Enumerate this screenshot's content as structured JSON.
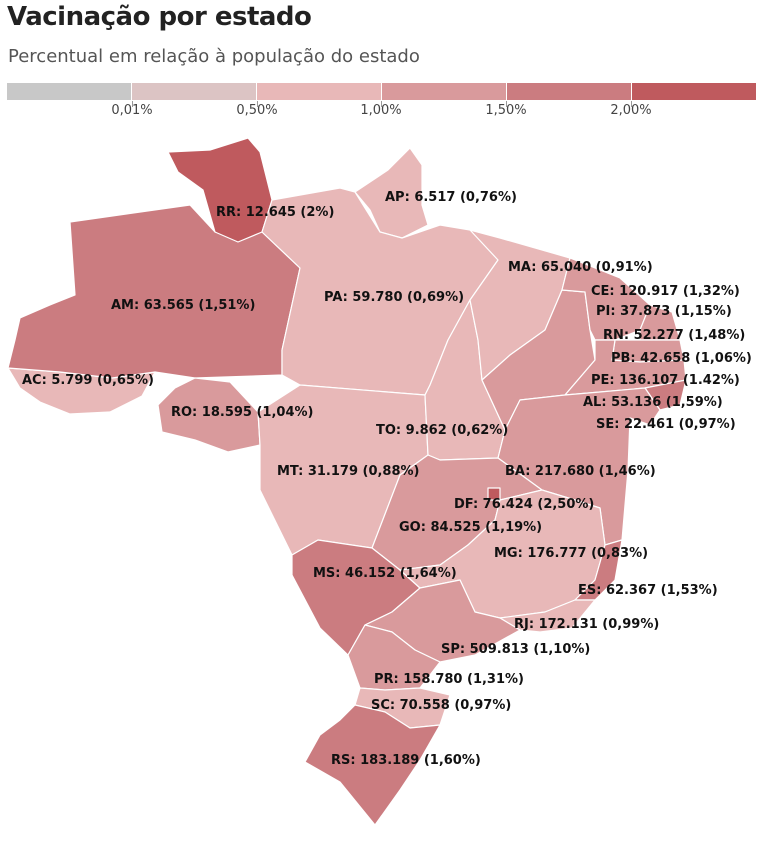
{
  "title": "Vacinação por estado",
  "subtitle": "Percentual em relação à população do estado",
  "legend": {
    "colors": [
      "#c8c8c8",
      "#dcc4c4",
      "#e8b8b8",
      "#d99a9c",
      "#cb7c80",
      "#bf5a5e"
    ],
    "ticks": [
      "0,01%",
      "0,50%",
      "1,00%",
      "1,50%",
      "2,00%"
    ]
  },
  "states": {
    "RR": {
      "label": "RR: 12.645 (2%)",
      "doses": 12645,
      "pct": 2.0
    },
    "AP": {
      "label": "AP: 6.517 (0,76%)",
      "doses": 6517,
      "pct": 0.76
    },
    "AM": {
      "label": "AM: 63.565 (1,51%)",
      "doses": 63565,
      "pct": 1.51
    },
    "PA": {
      "label": "PA: 59.780 (0,69%)",
      "doses": 59780,
      "pct": 0.69
    },
    "MA": {
      "label": "MA: 65.040 (0,91%)",
      "doses": 65040,
      "pct": 0.91
    },
    "CE": {
      "label": "CE: 120.917 (1,32%)",
      "doses": 120917,
      "pct": 1.32
    },
    "PI": {
      "label": "PI: 37.873 (1,15%)",
      "doses": 37873,
      "pct": 1.15
    },
    "RN": {
      "label": "RN: 52.277 (1,48%)",
      "doses": 52277,
      "pct": 1.48
    },
    "PB": {
      "label": "PB: 42.658 (1,06%)",
      "doses": 42658,
      "pct": 1.06
    },
    "PE": {
      "label": "PE: 136.107 (1.42%)",
      "doses": 136107,
      "pct": 1.42
    },
    "AL": {
      "label": "AL: 53.136 (1,59%)",
      "doses": 53136,
      "pct": 1.59
    },
    "SE": {
      "label": "SE: 22.461 (0,97%)",
      "doses": 22461,
      "pct": 0.97
    },
    "AC": {
      "label": "AC: 5.799 (0,65%)",
      "doses": 5799,
      "pct": 0.65
    },
    "RO": {
      "label": "RO: 18.595 (1,04%)",
      "doses": 18595,
      "pct": 1.04
    },
    "TO": {
      "label": "TO: 9.862 (0,62%)",
      "doses": 9862,
      "pct": 0.62
    },
    "MT": {
      "label": "MT: 31.179 (0,88%)",
      "doses": 31179,
      "pct": 0.88
    },
    "BA": {
      "label": "BA: 217.680 (1,46%)",
      "doses": 217680,
      "pct": 1.46
    },
    "DF": {
      "label": "DF: 76.424 (2,50%)",
      "doses": 76424,
      "pct": 2.5
    },
    "GO": {
      "label": "GO: 84.525 (1,19%)",
      "doses": 84525,
      "pct": 1.19
    },
    "MG": {
      "label": "MG: 176.777 (0,83%)",
      "doses": 176777,
      "pct": 0.83
    },
    "MS": {
      "label": "MS: 46.152 (1,64%)",
      "doses": 46152,
      "pct": 1.64
    },
    "ES": {
      "label": "ES: 62.367 (1,53%)",
      "doses": 62367,
      "pct": 1.53
    },
    "RJ": {
      "label": "RJ: 172.131 (0,99%)",
      "doses": 172131,
      "pct": 0.99
    },
    "SP": {
      "label": "SP: 509.813 (1,10%)",
      "doses": 509813,
      "pct": 1.1
    },
    "PR": {
      "label": "PR: 158.780 (1,31%)",
      "doses": 158780,
      "pct": 1.31
    },
    "SC": {
      "label": "SC: 70.558 (0,97%)",
      "doses": 70558,
      "pct": 0.97
    },
    "RS": {
      "label": "RS: 183.189 (1,60%)",
      "doses": 183189,
      "pct": 1.6
    }
  }
}
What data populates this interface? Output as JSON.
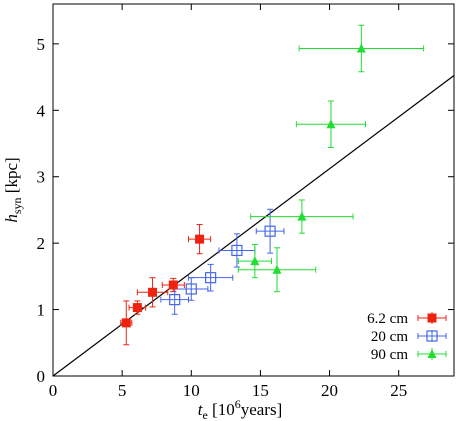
{
  "chart_data": {
    "type": "scatter",
    "xlabel": {
      "main": "t",
      "sub": "e",
      "unit_pre": " [10",
      "unit_sup": "6",
      "unit_post": "years]"
    },
    "ylabel": {
      "main": "h",
      "sub": "syn",
      "unit": " [kpc]"
    },
    "xlim": [
      0,
      29
    ],
    "ylim": [
      0,
      5.6
    ],
    "xticks": [
      0,
      5,
      10,
      15,
      20,
      25
    ],
    "yticks": [
      0,
      1,
      2,
      3,
      4,
      5
    ],
    "xtick_labels": [
      "0",
      "5",
      "10",
      "15",
      "20",
      "25"
    ],
    "ytick_labels": [
      "0",
      "1",
      "2",
      "3",
      "4",
      "5"
    ],
    "legend_position": "bottom-right",
    "fit_line": {
      "slope": 0.156,
      "intercept": 0,
      "color": "#000000"
    },
    "series": [
      {
        "name": "6.2 cm",
        "marker": "filled-square",
        "color": "#ee2211",
        "points": [
          {
            "x": 5.3,
            "y": 0.8,
            "xerr": 0.4,
            "yerr": 0.33
          },
          {
            "x": 6.1,
            "y": 1.03,
            "xerr": 0.6,
            "yerr": 0.1
          },
          {
            "x": 7.2,
            "y": 1.26,
            "xerr": 1.1,
            "yerr": 0.22
          },
          {
            "x": 8.7,
            "y": 1.37,
            "xerr": 0.8,
            "yerr": 0.1
          },
          {
            "x": 10.6,
            "y": 2.06,
            "xerr": 0.8,
            "yerr": 0.22
          }
        ]
      },
      {
        "name": "20 cm",
        "marker": "open-square",
        "color": "#4466ee",
        "points": [
          {
            "x": 8.8,
            "y": 1.15,
            "xerr": 1.0,
            "yerr": 0.22
          },
          {
            "x": 10.0,
            "y": 1.31,
            "xerr": 1.2,
            "yerr": 0.17
          },
          {
            "x": 11.4,
            "y": 1.48,
            "xerr": 1.6,
            "yerr": 0.2
          },
          {
            "x": 13.3,
            "y": 1.89,
            "xerr": 1.3,
            "yerr": 0.25
          },
          {
            "x": 15.7,
            "y": 2.18,
            "xerr": 1.0,
            "yerr": 0.33
          }
        ]
      },
      {
        "name": "90 cm",
        "marker": "filled-triangle",
        "color": "#22dd33",
        "points": [
          {
            "x": 14.6,
            "y": 1.73,
            "xerr": 1.2,
            "yerr": 0.25
          },
          {
            "x": 16.2,
            "y": 1.6,
            "xerr": 2.8,
            "yerr": 0.33
          },
          {
            "x": 18.0,
            "y": 2.4,
            "xerr": 3.7,
            "yerr": 0.25
          },
          {
            "x": 20.1,
            "y": 3.79,
            "xerr": 2.5,
            "yerr": 0.35
          },
          {
            "x": 22.3,
            "y": 4.93,
            "xerr": 4.5,
            "yerr": 0.35
          }
        ]
      }
    ]
  }
}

________________

The task: Without the pictures, print the records in full, exactly as they appear.

Correct response:
Enumerate this screenshot's content as structured JSON.
{
  "title": "Vacinação por estado",
  "subtitle": "Percentual em relação à população do estado",
  "legend": {
    "colors": [
      "#c8c8c8",
      "#dcc4c4",
      "#e8b8b8",
      "#d99a9c",
      "#cb7c80",
      "#bf5a5e"
    ],
    "ticks": [
      "0,01%",
      "0,50%",
      "1,00%",
      "1,50%",
      "2,00%"
    ]
  },
  "states": {
    "RR": {
      "label": "RR: 12.645 (2%)",
      "doses": 12645,
      "pct": 2.0
    },
    "AP": {
      "label": "AP: 6.517 (0,76%)",
      "doses": 6517,
      "pct": 0.76
    },
    "AM": {
      "label": "AM: 63.565 (1,51%)",
      "doses": 63565,
      "pct": 1.51
    },
    "PA": {
      "label": "PA: 59.780 (0,69%)",
      "doses": 59780,
      "pct": 0.69
    },
    "MA": {
      "label": "MA: 65.040 (0,91%)",
      "doses": 65040,
      "pct": 0.91
    },
    "CE": {
      "label": "CE: 120.917 (1,32%)",
      "doses": 120917,
      "pct": 1.32
    },
    "PI": {
      "label": "PI: 37.873 (1,15%)",
      "doses": 37873,
      "pct": 1.15
    },
    "RN": {
      "label": "RN: 52.277 (1,48%)",
      "doses": 52277,
      "pct": 1.48
    },
    "PB": {
      "label": "PB: 42.658 (1,06%)",
      "doses": 42658,
      "pct": 1.06
    },
    "PE": {
      "label": "PE: 136.107 (1.42%)",
      "doses": 136107,
      "pct": 1.42
    },
    "AL": {
      "label": "AL: 53.136 (1,59%)",
      "doses": 53136,
      "pct": 1.59
    },
    "SE": {
      "label": "SE: 22.461 (0,97%)",
      "doses": 22461,
      "pct": 0.97
    },
    "AC": {
      "label": "AC: 5.799 (0,65%)",
      "doses": 5799,
      "pct": 0.65
    },
    "RO": {
      "label": "RO: 18.595 (1,04%)",
      "doses": 18595,
      "pct": 1.04
    },
    "TO": {
      "label": "TO: 9.862 (0,62%)",
      "doses": 9862,
      "pct": 0.62
    },
    "MT": {
      "label": "MT: 31.179 (0,88%)",
      "doses": 31179,
      "pct": 0.88
    },
    "BA": {
      "label": "BA: 217.680 (1,46%)",
      "doses": 217680,
      "pct": 1.46
    },
    "DF": {
      "label": "DF: 76.424 (2,50%)",
      "doses": 76424,
      "pct": 2.5
    },
    "GO": {
      "label": "GO: 84.525 (1,19%)",
      "doses": 84525,
      "pct": 1.19
    },
    "MG": {
      "label": "MG: 176.777 (0,83%)",
      "doses": 176777,
      "pct": 0.83
    },
    "MS": {
      "label": "MS: 46.152 (1,64%)",
      "doses": 46152,
      "pct": 1.64
    },
    "ES": {
      "label": "ES: 62.367 (1,53%)",
      "doses": 62367,
      "pct": 1.53
    },
    "RJ": {
      "label": "RJ: 172.131 (0,99%)",
      "doses": 172131,
      "pct": 0.99
    },
    "SP": {
      "label": "SP: 509.813 (1,10%)",
      "doses": 509813,
      "pct": 1.1
    },
    "PR": {
      "label": "PR: 158.780 (1,31%)",
      "doses": 158780,
      "pct": 1.31
    },
    "SC": {
      "label": "SC: 70.558 (0,97%)",
      "doses": 70558,
      "pct": 0.97
    },
    "RS": {
      "label": "RS: 183.189 (1,60%)",
      "doses": 183189,
      "pct": 1.6
    }
  }
}
What data populates this interface? Output as JSON.
{
  "chart_data": {
    "type": "scatter",
    "xlabel": {
      "main": "t",
      "sub": "e",
      "unit_pre": " [10",
      "unit_sup": "6",
      "unit_post": "years]"
    },
    "ylabel": {
      "main": "h",
      "sub": "syn",
      "unit": " [kpc]"
    },
    "xlim": [
      0,
      29
    ],
    "ylim": [
      0,
      5.6
    ],
    "xticks": [
      0,
      5,
      10,
      15,
      20,
      25
    ],
    "yticks": [
      0,
      1,
      2,
      3,
      4,
      5
    ],
    "xtick_labels": [
      "0",
      "5",
      "10",
      "15",
      "20",
      "25"
    ],
    "ytick_labels": [
      "0",
      "1",
      "2",
      "3",
      "4",
      "5"
    ],
    "legend_position": "bottom-right",
    "fit_line": {
      "slope": 0.156,
      "intercept": 0,
      "color": "#000000"
    },
    "series": [
      {
        "name": "6.2 cm",
        "marker": "filled-square",
        "color": "#ee2211",
        "points": [
          {
            "x": 5.3,
            "y": 0.8,
            "xerr": 0.4,
            "yerr": 0.33
          },
          {
            "x": 6.1,
            "y": 1.03,
            "xerr": 0.6,
            "yerr": 0.1
          },
          {
            "x": 7.2,
            "y": 1.26,
            "xerr": 1.1,
            "yerr": 0.22
          },
          {
            "x": 8.7,
            "y": 1.37,
            "xerr": 0.8,
            "yerr": 0.1
          },
          {
            "x": 10.6,
            "y": 2.06,
            "xerr": 0.8,
            "yerr": 0.22
          }
        ]
      },
      {
        "name": "20 cm",
        "marker": "open-square",
        "color": "#4466ee",
        "points": [
          {
            "x": 8.8,
            "y": 1.15,
            "xerr": 1.0,
            "yerr": 0.22
          },
          {
            "x": 10.0,
            "y": 1.31,
            "xerr": 1.2,
            "yerr": 0.17
          },
          {
            "x": 11.4,
            "y": 1.48,
            "xerr": 1.6,
            "yerr": 0.2
          },
          {
            "x": 13.3,
            "y": 1.89,
            "xerr": 1.3,
            "yerr": 0.25
          },
          {
            "x": 15.7,
            "y": 2.18,
            "xerr": 1.0,
            "yerr": 0.33
          }
        ]
      },
      {
        "name": "90 cm",
        "marker": "filled-triangle",
        "color": "#22dd33",
        "points": [
          {
            "x": 14.6,
            "y": 1.73,
            "xerr": 1.2,
            "yerr": 0.25
          },
          {
            "x": 16.2,
            "y": 1.6,
            "xerr": 2.8,
            "yerr": 0.33
          },
          {
            "x": 18.0,
            "y": 2.4,
            "xerr": 3.7,
            "yerr": 0.25
          },
          {
            "x": 20.1,
            "y": 3.79,
            "xerr": 2.5,
            "yerr": 0.35
          },
          {
            "x": 22.3,
            "y": 4.93,
            "xerr": 4.5,
            "yerr": 0.35
          }
        ]
      }
    ]
  }
}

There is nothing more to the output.